**Exercise requirements**
Read through the material below and copy each line in which the word "floor" occurs.

________

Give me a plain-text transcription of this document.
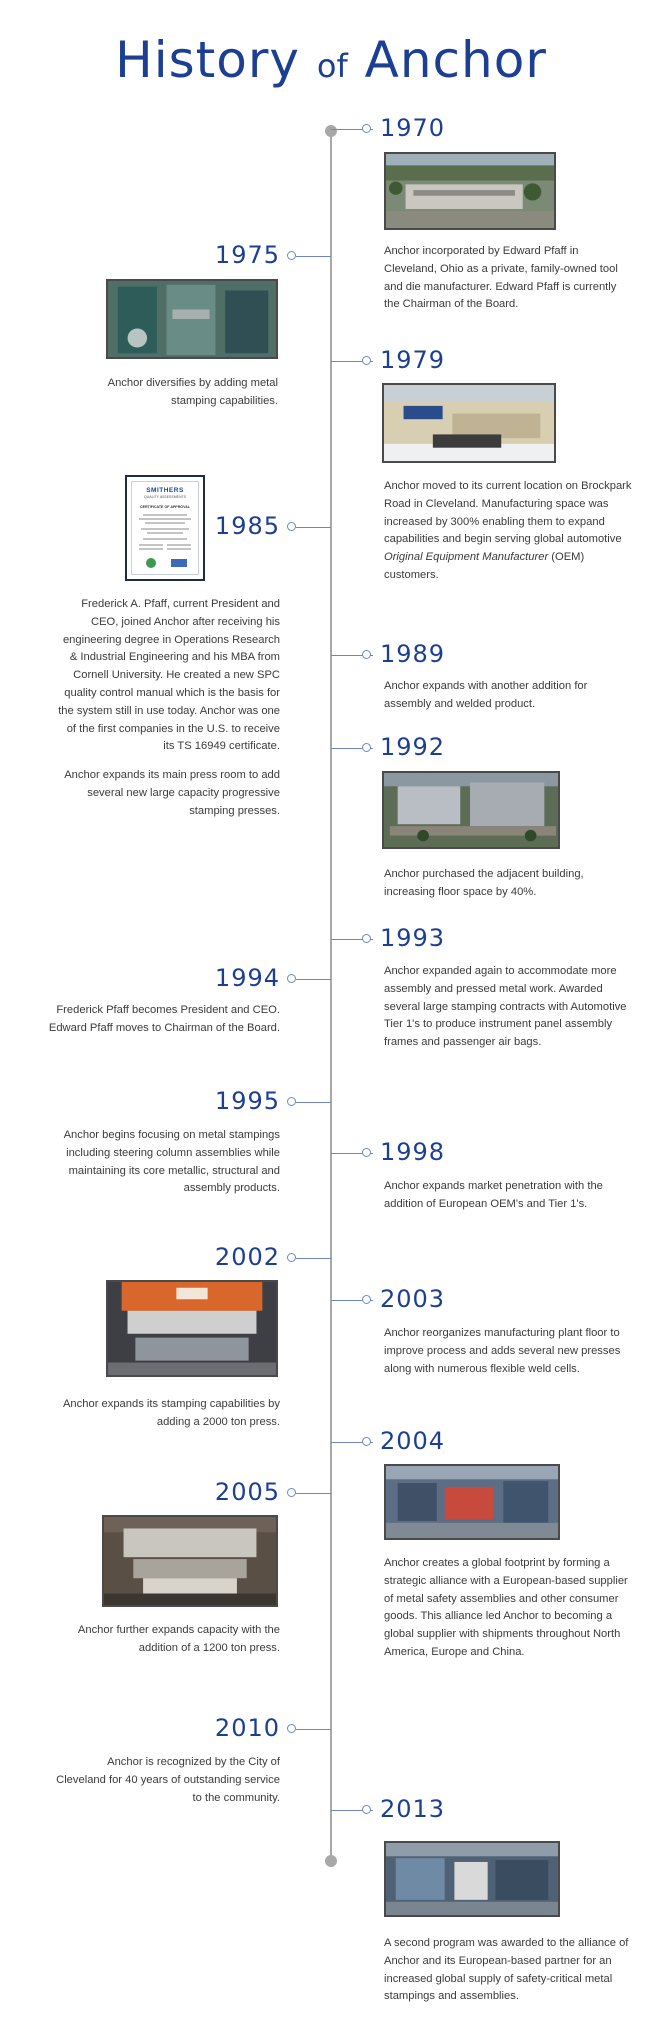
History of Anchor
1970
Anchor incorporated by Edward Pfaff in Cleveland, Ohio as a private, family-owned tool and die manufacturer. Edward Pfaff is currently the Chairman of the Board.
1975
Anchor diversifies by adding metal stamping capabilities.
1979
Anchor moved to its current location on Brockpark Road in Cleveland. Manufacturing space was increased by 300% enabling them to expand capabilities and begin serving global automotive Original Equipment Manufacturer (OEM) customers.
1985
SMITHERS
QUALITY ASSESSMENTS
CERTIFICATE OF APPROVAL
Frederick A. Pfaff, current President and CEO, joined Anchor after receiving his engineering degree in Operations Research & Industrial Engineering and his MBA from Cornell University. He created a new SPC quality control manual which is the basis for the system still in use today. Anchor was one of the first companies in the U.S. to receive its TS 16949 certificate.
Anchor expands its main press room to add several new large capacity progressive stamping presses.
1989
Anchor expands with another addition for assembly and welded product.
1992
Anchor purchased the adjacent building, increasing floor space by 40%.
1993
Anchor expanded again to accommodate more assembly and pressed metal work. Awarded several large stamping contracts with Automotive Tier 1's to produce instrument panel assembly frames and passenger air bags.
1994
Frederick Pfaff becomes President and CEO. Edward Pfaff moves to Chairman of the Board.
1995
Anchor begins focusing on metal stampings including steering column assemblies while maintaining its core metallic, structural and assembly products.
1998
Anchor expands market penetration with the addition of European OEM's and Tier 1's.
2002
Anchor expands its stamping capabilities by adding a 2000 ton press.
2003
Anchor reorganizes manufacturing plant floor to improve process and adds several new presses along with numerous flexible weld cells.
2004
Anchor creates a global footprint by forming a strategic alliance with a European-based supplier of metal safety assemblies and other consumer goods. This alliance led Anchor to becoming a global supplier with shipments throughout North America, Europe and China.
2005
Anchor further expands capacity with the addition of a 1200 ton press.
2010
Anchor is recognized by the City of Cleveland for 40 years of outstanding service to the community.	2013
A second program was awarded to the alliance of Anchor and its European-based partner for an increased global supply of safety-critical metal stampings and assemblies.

________

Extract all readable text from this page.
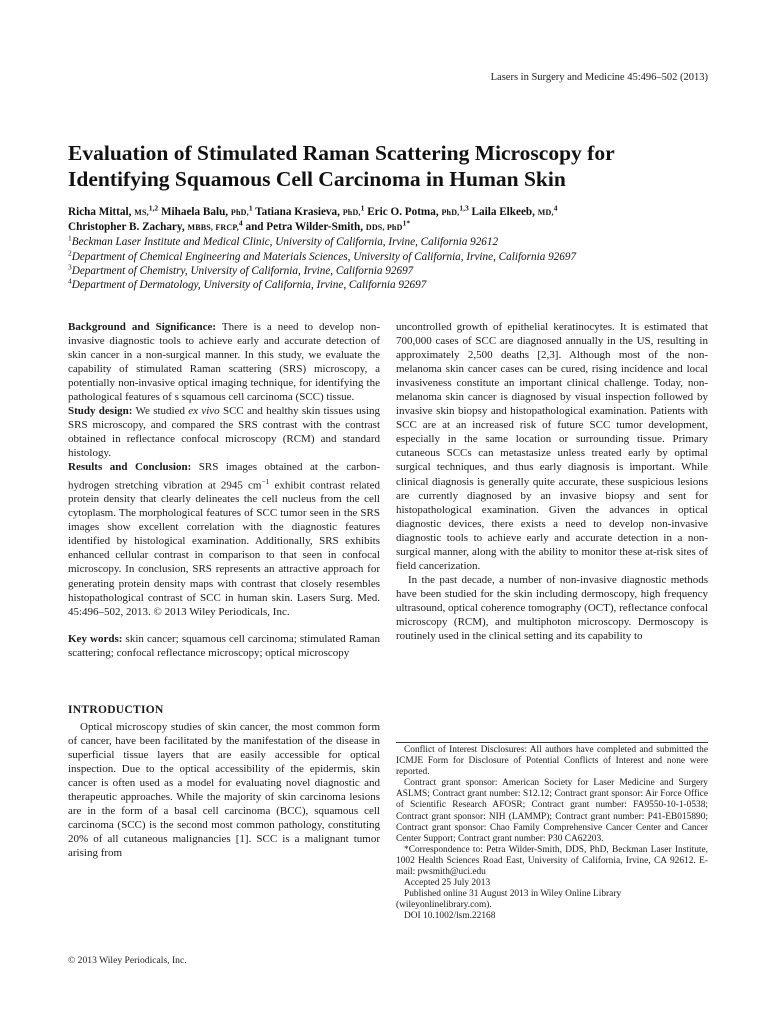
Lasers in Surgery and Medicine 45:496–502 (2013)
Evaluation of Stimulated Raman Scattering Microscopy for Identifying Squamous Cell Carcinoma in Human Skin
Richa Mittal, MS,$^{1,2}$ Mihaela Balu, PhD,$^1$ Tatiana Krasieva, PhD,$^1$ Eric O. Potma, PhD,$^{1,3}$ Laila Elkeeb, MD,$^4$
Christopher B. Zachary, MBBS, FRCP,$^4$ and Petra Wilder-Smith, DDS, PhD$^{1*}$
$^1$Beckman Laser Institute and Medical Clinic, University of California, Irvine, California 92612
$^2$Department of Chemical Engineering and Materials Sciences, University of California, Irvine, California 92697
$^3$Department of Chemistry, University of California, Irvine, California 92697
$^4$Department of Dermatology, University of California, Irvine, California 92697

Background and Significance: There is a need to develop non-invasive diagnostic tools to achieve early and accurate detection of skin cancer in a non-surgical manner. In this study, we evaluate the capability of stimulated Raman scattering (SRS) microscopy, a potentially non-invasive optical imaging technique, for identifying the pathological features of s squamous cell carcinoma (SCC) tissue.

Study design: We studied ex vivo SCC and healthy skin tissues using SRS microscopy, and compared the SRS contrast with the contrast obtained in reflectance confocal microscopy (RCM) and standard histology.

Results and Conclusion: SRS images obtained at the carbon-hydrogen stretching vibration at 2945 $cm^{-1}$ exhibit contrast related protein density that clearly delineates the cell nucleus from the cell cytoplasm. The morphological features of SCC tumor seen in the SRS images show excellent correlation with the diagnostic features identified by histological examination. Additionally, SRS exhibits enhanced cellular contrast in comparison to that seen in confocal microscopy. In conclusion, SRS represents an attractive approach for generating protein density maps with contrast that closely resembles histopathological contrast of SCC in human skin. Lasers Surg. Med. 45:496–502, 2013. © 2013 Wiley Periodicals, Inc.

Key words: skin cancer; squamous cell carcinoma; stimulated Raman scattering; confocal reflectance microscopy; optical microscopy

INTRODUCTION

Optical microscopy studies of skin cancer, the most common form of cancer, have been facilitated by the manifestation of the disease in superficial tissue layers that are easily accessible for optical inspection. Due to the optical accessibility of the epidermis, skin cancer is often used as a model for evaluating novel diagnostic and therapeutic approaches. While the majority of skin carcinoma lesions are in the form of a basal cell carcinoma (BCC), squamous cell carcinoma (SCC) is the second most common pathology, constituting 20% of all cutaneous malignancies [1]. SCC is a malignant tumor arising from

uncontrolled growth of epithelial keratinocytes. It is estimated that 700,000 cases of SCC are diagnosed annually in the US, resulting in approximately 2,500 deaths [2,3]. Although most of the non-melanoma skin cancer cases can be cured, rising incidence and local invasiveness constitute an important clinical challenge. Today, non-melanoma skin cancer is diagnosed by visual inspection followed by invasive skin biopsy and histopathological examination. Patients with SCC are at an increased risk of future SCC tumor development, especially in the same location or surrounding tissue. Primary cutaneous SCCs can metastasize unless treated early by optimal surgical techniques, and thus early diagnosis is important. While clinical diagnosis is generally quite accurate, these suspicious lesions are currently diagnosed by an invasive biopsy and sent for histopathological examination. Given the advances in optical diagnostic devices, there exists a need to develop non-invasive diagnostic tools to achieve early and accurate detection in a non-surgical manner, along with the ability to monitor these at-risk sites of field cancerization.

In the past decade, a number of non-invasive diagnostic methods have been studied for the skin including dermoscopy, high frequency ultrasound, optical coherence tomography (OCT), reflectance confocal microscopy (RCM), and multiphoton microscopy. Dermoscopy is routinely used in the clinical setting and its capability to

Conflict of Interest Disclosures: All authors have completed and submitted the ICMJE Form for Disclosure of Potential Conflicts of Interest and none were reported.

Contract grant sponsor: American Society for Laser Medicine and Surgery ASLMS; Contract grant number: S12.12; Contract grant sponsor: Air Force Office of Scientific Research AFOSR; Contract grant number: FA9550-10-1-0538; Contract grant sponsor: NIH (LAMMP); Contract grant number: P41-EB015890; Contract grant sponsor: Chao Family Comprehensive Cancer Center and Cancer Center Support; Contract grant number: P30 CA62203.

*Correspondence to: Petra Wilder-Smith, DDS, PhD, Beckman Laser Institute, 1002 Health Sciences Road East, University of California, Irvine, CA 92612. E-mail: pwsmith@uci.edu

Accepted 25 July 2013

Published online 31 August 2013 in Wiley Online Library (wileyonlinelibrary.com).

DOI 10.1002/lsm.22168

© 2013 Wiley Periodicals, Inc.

________

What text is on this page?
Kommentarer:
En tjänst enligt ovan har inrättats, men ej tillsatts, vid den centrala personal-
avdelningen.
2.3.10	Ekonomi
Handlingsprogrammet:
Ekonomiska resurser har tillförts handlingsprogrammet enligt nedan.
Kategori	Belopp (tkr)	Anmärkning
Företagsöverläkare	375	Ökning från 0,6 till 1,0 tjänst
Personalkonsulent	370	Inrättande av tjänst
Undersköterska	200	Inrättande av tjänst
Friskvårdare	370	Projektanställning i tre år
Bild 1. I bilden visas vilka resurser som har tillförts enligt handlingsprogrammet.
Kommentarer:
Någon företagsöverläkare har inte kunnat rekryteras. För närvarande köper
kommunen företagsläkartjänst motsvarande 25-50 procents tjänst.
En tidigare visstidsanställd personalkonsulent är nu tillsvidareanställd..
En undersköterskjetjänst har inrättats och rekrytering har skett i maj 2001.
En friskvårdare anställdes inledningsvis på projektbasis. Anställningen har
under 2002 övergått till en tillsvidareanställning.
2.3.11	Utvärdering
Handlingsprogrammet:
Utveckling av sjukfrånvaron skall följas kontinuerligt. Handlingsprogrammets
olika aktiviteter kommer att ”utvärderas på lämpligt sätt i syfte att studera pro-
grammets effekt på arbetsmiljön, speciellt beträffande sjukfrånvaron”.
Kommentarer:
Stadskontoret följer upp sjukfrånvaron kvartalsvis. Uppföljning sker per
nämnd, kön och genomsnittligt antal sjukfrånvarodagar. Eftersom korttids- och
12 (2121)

________

**Reply**
Anchor purchased the adjacent building, increasing floor space by 40%.
Anchor reorganizes manufacturing plant floor to improve process and adds several new presses along with numerous flexible weld cells.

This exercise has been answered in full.